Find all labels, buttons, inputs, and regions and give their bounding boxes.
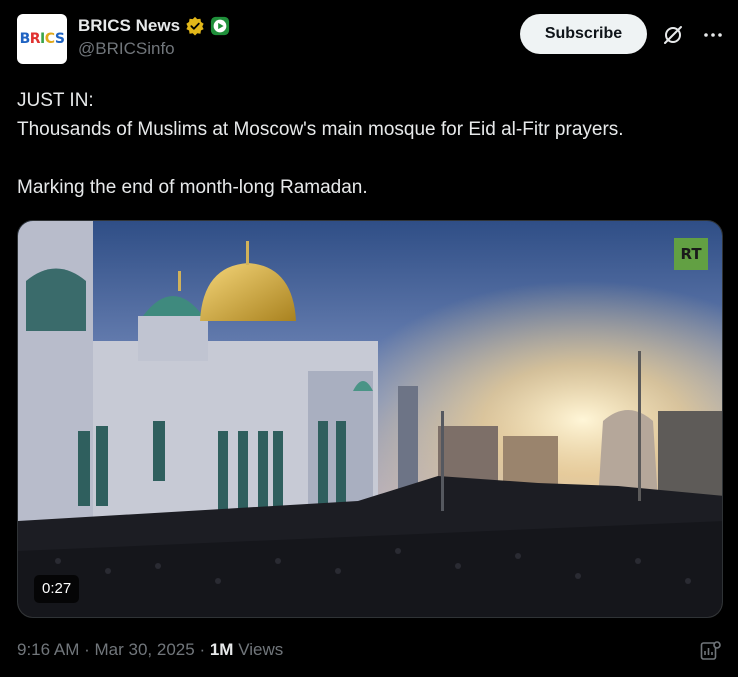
--
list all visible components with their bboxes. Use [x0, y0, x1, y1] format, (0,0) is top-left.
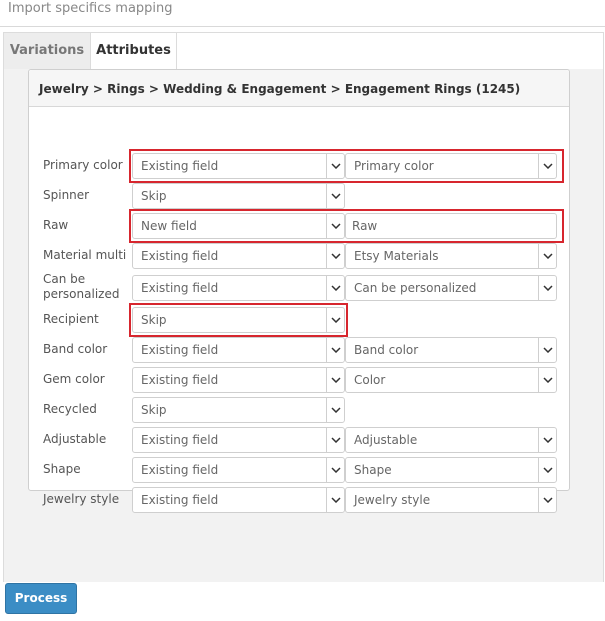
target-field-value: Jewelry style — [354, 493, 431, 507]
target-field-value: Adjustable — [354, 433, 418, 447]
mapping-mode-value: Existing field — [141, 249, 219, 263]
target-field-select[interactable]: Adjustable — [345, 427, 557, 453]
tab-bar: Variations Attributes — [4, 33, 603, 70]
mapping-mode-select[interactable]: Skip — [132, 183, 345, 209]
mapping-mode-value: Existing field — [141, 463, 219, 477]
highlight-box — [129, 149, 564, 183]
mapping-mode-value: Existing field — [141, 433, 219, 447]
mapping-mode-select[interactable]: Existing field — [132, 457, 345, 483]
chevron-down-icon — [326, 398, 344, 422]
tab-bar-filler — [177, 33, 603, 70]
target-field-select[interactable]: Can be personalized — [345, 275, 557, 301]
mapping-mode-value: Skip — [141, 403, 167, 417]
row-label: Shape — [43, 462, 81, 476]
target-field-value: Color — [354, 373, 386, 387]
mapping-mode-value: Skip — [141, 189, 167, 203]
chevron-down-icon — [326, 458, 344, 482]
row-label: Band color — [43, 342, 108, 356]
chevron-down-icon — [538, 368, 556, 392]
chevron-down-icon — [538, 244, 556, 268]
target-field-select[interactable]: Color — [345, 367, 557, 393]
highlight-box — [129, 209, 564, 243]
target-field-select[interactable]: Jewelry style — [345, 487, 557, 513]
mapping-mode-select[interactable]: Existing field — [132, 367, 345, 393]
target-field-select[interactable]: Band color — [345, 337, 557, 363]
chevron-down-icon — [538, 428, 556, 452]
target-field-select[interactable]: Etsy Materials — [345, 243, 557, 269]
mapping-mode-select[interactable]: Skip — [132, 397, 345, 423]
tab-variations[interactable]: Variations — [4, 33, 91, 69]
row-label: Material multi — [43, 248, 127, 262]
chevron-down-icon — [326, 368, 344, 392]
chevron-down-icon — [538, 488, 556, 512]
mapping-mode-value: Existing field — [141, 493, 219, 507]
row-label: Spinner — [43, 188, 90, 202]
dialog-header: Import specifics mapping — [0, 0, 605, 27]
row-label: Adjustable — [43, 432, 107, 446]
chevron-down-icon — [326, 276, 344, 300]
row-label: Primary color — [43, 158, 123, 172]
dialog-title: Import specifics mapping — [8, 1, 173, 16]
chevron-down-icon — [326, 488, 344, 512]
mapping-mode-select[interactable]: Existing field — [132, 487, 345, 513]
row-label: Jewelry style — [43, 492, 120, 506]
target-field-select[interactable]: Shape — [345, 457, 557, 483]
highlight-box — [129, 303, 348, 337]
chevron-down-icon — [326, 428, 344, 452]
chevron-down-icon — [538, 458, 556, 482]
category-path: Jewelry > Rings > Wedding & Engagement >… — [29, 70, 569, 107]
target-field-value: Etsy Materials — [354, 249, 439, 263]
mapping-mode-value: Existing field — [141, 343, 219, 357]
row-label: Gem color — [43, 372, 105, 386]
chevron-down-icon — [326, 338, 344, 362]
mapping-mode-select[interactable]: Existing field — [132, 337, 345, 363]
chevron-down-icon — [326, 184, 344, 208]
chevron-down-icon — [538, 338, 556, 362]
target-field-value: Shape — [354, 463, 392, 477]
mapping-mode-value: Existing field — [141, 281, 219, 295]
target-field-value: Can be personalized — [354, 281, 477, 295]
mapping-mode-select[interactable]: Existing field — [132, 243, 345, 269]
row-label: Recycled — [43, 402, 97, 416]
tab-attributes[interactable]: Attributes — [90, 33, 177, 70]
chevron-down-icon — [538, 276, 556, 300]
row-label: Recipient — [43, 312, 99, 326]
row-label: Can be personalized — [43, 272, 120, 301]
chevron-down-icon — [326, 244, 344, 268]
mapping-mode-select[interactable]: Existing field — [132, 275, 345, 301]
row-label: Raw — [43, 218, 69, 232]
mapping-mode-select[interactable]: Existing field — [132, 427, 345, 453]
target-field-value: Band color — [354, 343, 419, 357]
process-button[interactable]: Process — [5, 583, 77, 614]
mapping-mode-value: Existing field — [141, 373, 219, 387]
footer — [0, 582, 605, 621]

Given request
Please rewrite everything from the line containing "list all visible" down to the line containing "target-field-select[interactable]: Color —", swapping "chevron-down-icon" for "caret-icon" and keeping all else the same. Leave the pictures out of your answer.

Reply to the exercise
list all visible components with their bboxes. Use [x0, y0, x1, y1] format, (0,0) is top-left.
target-field-value: Jewelry style — [354, 493, 431, 507]
target-field-value: Adjustable — [354, 433, 418, 447]
mapping-mode-value: Existing field — [141, 249, 219, 263]
target-field-select[interactable]: Adjustable — [345, 427, 557, 453]
tab-bar: Variations Attributes — [4, 33, 603, 70]
mapping-mode-select[interactable]: Skip — [132, 183, 345, 209]
mapping-mode-value: Existing field — [141, 463, 219, 477]
highlight-box — [129, 149, 564, 183]
mapping-mode-value: Existing field — [141, 433, 219, 447]
mapping-mode-select[interactable]: Existing field — [132, 457, 345, 483]
caret-icon — [326, 398, 344, 422]
tab-bar-filler — [177, 33, 603, 70]
target-field-select[interactable]: Can be personalized — [345, 275, 557, 301]
mapping-mode-value: Skip — [141, 403, 167, 417]
row-label: Shape — [43, 462, 81, 476]
target-field-value: Color — [354, 373, 386, 387]
mapping-mode-value: Skip — [141, 189, 167, 203]
caret-icon — [326, 458, 344, 482]
row-label: Band color — [43, 342, 108, 356]
caret-icon — [538, 368, 556, 392]
caret-icon — [538, 244, 556, 268]
target-field-select[interactable]: Color — [345, 367, 557, 393]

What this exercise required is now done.